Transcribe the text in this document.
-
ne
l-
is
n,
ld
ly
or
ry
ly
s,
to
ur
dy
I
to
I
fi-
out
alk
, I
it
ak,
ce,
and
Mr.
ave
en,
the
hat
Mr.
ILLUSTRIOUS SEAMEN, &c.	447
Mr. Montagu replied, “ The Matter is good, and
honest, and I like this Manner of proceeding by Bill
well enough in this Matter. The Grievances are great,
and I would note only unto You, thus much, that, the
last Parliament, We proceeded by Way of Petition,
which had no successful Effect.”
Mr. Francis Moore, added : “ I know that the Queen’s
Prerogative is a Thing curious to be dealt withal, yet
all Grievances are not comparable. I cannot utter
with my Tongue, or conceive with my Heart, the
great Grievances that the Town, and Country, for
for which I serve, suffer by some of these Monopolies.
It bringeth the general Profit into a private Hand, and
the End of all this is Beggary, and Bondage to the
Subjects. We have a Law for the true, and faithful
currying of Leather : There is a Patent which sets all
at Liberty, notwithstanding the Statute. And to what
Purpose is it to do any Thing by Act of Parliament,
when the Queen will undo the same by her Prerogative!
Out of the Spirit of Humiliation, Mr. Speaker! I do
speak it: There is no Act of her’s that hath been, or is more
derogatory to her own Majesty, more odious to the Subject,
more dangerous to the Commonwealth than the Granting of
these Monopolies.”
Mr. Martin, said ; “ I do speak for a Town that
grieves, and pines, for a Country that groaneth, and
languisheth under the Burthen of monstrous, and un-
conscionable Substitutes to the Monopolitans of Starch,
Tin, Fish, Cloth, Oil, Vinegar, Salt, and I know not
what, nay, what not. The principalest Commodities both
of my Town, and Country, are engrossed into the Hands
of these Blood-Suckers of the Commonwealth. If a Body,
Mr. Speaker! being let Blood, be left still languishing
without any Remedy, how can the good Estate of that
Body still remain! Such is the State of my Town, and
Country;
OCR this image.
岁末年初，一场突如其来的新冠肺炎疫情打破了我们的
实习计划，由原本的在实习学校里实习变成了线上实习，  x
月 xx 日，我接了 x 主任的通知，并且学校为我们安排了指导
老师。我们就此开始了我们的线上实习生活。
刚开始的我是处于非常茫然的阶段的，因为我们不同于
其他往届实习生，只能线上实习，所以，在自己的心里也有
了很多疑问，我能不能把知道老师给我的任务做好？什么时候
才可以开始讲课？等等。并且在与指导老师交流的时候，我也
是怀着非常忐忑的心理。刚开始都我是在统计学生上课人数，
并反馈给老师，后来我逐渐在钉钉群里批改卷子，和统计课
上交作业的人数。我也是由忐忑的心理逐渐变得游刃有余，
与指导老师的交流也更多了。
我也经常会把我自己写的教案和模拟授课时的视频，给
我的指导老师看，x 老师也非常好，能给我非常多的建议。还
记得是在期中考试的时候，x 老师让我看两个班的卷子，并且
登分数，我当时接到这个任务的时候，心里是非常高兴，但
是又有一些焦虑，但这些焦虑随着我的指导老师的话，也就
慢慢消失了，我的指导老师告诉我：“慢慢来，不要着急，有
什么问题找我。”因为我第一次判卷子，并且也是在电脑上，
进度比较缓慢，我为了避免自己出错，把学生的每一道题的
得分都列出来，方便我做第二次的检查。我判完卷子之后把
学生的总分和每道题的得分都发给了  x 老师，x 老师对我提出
+++++
_EXERCISE DESCRIPTION_
Give the listing again, word for word.

_ANSWER TO THIS TASK_
Transcribe the text in this document.
-
ne
l-
is
n,
ld
ly
or
ry
ly
s,
to
ur
dy
I
to
I
fi-
out
alk
, I
it
ak,
ce,
and
Mr.
ave
en,
the
hat
Mr.
ILLUSTRIOUS SEAMEN, &c.	447
Mr. Montagu replied, “ The Matter is good, and
honest, and I like this Manner of proceeding by Bill
well enough in this Matter. The Grievances are great,
and I would note only unto You, thus much, that, the
last Parliament, We proceeded by Way of Petition,
which had no successful Effect.”
Mr. Francis Moore, added : “ I know that the Queen’s
Prerogative is a Thing curious to be dealt withal, yet
all Grievances are not comparable. I cannot utter
with my Tongue, or conceive with my Heart, the
great Grievances that the Town, and Country, for
for which I serve, suffer by some of these Monopolies.
It bringeth the general Profit into a private Hand, and
the End of all this is Beggary, and Bondage to the
Subjects. We have a Law for the true, and faithful
currying of Leather : There is a Patent which sets all
at Liberty, notwithstanding the Statute. And to what
Purpose is it to do any Thing by Act of Parliament,
when the Queen will undo the same by her Prerogative!
Out of the Spirit of Humiliation, Mr. Speaker! I do
speak it: There is no Act of her’s that hath been, or is more
derogatory to her own Majesty, more odious to the Subject,
more dangerous to the Commonwealth than the Granting of
these Monopolies.”
Mr. Martin, said ; “ I do speak for a Town that
grieves, and pines, for a Country that groaneth, and
languisheth under the Burthen of monstrous, and un-
conscionable Substitutes to the Monopolitans of Starch,
Tin, Fish, Cloth, Oil, Vinegar, Salt, and I know not
what, nay, what not. The principalest Commodities both
of my Town, and Country, are engrossed into the Hands
of these Blood-Suckers of the Commonwealth. If a Body,
Mr. Speaker! being let Blood, be left still languishing
without any Remedy, how can the good Estate of that
Body still remain! Such is the State of my Town, and
Country;
OCR this image.
岁末年初，一场突如其来的新冠肺炎疫情打破了我们的
实习计划，由原本的在实习学校里实习变成了线上实习，  x
月 xx 日，我接了 x 主任的通知，并且学校为我们安排了指导
老师。我们就此开始了我们的线上实习生活。
刚开始的我是处于非常茫然的阶段的，因为我们不同于
其他往届实习生，只能线上实习，所以，在自己的心里也有
了很多疑问，我能不能把知道老师给我的任务做好？什么时候
才可以开始讲课？等等。并且在与指导老师交流的时候，我也
是怀着非常忐忑的心理。刚开始都我是在统计学生上课人数，
并反馈给老师，后来我逐渐在钉钉群里批改卷子，和统计课
上交作业的人数。我也是由忐忑的心理逐渐变得游刃有余，
与指导老师的交流也更多了。
我也经常会把我自己写的教案和模拟授课时的视频，给
我的指导老师看，x 老师也非常好，能给我非常多的建议。还
记得是在期中考试的时候，x 老师让我看两个班的卷子，并且
登分数，我当时接到这个任务的时候，心里是非常高兴，但
是又有一些焦虑，但这些焦虑随着我的指导老师的话，也就
慢慢消失了，我的指导老师告诉我：“慢慢来，不要着急，有
什么问题找我。”因为我第一次判卷子，并且也是在电脑上，
进度比较缓慢，我为了避免自己出错，把学生的每一道题的
得分都列出来，方便我做第二次的检查。我判完卷子之后把
学生的总分和每道题的得分都发给了  x 老师，x 老师对我提出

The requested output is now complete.